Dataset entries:
- - - - - - -

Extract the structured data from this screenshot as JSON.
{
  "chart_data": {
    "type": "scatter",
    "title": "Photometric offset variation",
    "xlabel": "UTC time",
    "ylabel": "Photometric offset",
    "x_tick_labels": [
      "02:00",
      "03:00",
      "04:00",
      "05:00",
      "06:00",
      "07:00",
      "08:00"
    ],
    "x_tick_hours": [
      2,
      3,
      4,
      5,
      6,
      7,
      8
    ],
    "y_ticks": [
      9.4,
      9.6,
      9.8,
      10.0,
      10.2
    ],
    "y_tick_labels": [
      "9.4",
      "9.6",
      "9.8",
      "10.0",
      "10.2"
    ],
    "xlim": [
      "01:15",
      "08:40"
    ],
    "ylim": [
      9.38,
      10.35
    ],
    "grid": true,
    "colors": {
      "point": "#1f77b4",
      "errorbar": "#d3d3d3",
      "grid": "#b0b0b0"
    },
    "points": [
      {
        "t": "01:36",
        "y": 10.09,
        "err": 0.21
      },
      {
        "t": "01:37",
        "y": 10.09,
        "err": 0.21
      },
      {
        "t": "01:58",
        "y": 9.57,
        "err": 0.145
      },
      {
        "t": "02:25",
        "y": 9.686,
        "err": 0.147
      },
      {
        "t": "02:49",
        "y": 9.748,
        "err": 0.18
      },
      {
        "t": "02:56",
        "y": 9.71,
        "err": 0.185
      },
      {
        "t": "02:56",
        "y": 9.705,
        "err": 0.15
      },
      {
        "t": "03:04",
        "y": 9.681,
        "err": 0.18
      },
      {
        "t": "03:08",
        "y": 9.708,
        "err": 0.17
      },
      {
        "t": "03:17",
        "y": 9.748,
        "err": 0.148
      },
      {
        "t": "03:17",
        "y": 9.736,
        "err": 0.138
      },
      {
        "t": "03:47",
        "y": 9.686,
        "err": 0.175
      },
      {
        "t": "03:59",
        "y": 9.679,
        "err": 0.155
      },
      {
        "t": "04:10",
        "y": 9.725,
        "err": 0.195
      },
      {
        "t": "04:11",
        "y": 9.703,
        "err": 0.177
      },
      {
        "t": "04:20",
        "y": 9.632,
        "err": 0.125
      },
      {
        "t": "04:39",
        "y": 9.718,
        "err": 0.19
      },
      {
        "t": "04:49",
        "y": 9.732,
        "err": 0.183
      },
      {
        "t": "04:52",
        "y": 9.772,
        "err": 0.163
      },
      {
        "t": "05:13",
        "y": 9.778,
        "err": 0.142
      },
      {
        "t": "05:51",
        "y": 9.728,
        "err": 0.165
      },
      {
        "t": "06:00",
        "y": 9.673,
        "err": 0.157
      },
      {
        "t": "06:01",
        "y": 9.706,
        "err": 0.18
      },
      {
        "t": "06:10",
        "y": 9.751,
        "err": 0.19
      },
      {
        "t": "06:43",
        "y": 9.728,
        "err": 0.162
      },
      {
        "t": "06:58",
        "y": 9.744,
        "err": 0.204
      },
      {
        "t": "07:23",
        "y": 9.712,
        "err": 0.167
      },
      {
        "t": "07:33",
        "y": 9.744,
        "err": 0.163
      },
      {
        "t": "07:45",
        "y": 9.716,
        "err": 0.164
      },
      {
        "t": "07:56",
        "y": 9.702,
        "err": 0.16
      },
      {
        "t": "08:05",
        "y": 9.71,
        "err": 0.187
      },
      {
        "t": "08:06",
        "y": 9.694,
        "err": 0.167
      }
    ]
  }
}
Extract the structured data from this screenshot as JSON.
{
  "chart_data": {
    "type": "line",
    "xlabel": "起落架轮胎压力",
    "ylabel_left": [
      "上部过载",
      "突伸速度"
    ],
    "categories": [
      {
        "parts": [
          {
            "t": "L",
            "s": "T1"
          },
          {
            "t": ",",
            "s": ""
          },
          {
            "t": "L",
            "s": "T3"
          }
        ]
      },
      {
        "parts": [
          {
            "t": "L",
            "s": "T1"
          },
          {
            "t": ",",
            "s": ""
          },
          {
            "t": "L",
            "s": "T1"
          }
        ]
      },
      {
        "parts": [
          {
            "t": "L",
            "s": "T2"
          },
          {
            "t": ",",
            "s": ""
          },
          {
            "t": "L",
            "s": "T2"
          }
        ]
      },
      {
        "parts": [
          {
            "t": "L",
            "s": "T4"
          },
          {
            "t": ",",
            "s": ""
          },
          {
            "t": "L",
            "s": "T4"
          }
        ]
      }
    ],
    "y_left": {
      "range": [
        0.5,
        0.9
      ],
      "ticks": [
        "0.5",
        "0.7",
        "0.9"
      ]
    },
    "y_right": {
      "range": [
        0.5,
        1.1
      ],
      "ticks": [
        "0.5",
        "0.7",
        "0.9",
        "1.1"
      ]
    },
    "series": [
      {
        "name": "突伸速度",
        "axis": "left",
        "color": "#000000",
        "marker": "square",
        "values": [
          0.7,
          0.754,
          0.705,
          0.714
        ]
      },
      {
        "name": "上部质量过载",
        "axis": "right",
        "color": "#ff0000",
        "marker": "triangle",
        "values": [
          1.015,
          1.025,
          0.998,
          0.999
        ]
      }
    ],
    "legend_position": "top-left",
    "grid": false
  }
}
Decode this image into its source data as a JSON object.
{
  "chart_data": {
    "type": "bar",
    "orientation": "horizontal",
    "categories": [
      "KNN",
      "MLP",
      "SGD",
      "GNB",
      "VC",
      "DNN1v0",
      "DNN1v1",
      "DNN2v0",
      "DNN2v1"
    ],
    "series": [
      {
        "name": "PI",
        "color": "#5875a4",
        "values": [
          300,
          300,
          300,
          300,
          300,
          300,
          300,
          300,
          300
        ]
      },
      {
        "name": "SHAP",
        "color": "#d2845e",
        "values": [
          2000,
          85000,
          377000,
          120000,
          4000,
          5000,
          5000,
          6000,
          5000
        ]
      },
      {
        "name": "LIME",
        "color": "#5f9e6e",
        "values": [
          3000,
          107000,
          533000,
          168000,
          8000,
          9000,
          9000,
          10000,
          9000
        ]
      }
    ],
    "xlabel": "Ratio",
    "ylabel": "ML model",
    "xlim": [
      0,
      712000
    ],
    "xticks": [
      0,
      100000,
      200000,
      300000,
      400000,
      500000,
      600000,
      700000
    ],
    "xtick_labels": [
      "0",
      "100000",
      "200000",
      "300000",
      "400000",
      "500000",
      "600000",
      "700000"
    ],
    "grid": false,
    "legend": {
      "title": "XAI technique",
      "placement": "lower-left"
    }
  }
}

- - - - - - -

Copy out exactly the lines running from the line with "Decode this image" to the end of the records, inclusive.

ANSWER FOR THIS EXERCISE =
Decode this image into its source data as a JSON object.
{
  "chart_data": {
    "type": "bar",
    "orientation": "horizontal",
    "categories": [
      "KNN",
      "MLP",
      "SGD",
      "GNB",
      "VC",
      "DNN1v0",
      "DNN1v1",
      "DNN2v0",
      "DNN2v1"
    ],
    "series": [
      {
        "name": "PI",
        "color": "#5875a4",
        "values": [
          300,
          300,
          300,
          300,
          300,
          300,
          300,
          300,
          300
        ]
      },
      {
        "name": "SHAP",
        "color": "#d2845e",
        "values": [
          2000,
          85000,
          377000,
          120000,
          4000,
          5000,
          5000,
          6000,
          5000
        ]
      },
      {
        "name": "LIME",
        "color": "#5f9e6e",
        "values": [
          3000,
          107000,
          533000,
          168000,
          8000,
          9000,
          9000,
          10000,
          9000
        ]
      }
    ],
    "xlabel": "Ratio",
    "ylabel": "ML model",
    "xlim": [
      0,
      712000
    ],
    "xticks": [
      0,
      100000,
      200000,
      300000,
      400000,
      500000,
      600000,
      700000
    ],
    "xtick_labels": [
      "0",
      "100000",
      "200000",
      "300000",
      "400000",
      "500000",
      "600000",
      "700000"
    ],
    "grid": false,
    "legend": {
      "title": "XAI technique",
      "placement": "lower-left"
    }
  }
}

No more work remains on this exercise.